DIRECTIONS:
1 – For each statement (a), (b) and (c), decide whether it agrees with the passage below on data bottlenecks in weather and climate science. Answer yes or no and quote the words of the passage that decide it.
(a) The passage states that the data volumes produced by simulation and observation are shrinking.
(b) The passage says that "download and work at home" remains practical for most applications.
(c) The passage says that some users design numerical experiments without knowledge of the storage costs.
2 – Translate this sentence from the passage below on data bottlenecks in weather and climate science into French: "“Download and work at home” is no longer practical for many applications."
3 – Carry on the passage below on data bottlenecks in weather and climate science, starting after its final sentence.

DOCUMENT PASSAGE:
--- start ---

Beating Data Bottlenecks in Weather and Climate Science
Presentation: pdf (6 MB)
The data volumes produced by simulation and observation are large, and becoming larger. In the case of simulation, plans for future modelling programmes require complicated orchestration of data, and anticipate large user communities. “Download and work at home” is no longer practical for many applications. In the case of simulation these issues are exacerbated by users who want simulation data at grid point resolution instead of at the resolution resolved by the mathematics, and who design numerical experiments without knowledge of the storage costs.

--- end ---

SOURCE EXCERPT:
--- start ---

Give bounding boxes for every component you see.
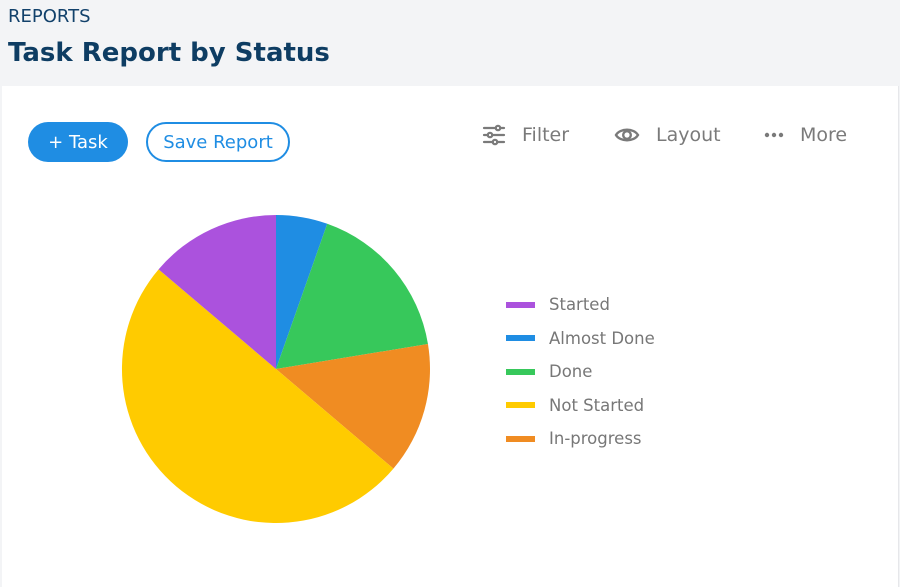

--- end ---

TASK RESPONSES:
1 –
(a) No: "are large, and becoming larger"
(b) No: "is no longer practical for many applications"
(c) Yes: "who design numerical experiments without knowledge of the storage costs"

2 – « Télécharger et travailler chez soi » n'est plus praticable pour de nombreuses applications.

3 –
There is no simple solution to these problems: user education, smarter compression, and better use of tiered storage and smarter workflows are all necessary - but far from sufficient. In this presentation we introduce two approaches to addressing (some) of these data bottlenecks: dedicated data analysis platforms, and smarter storage software. We provide a brief introduction to the JASMIN data storage and analysis facility, and some of the storage tools and approaches being developed by the ESIWACE project. In doing so, we describe some of our observations of real world data handling problems at scale, from the generic performance of file systems to the difficulty of optimising both volume stored and performance of workflows. We use these examples to motivate the two-pronged approach of smarter hardware and smarter software - but recognise that data bottlenecks may yet limit the aspirations of our science.
(At at a workshop organised by Martin Schultz at Jülich)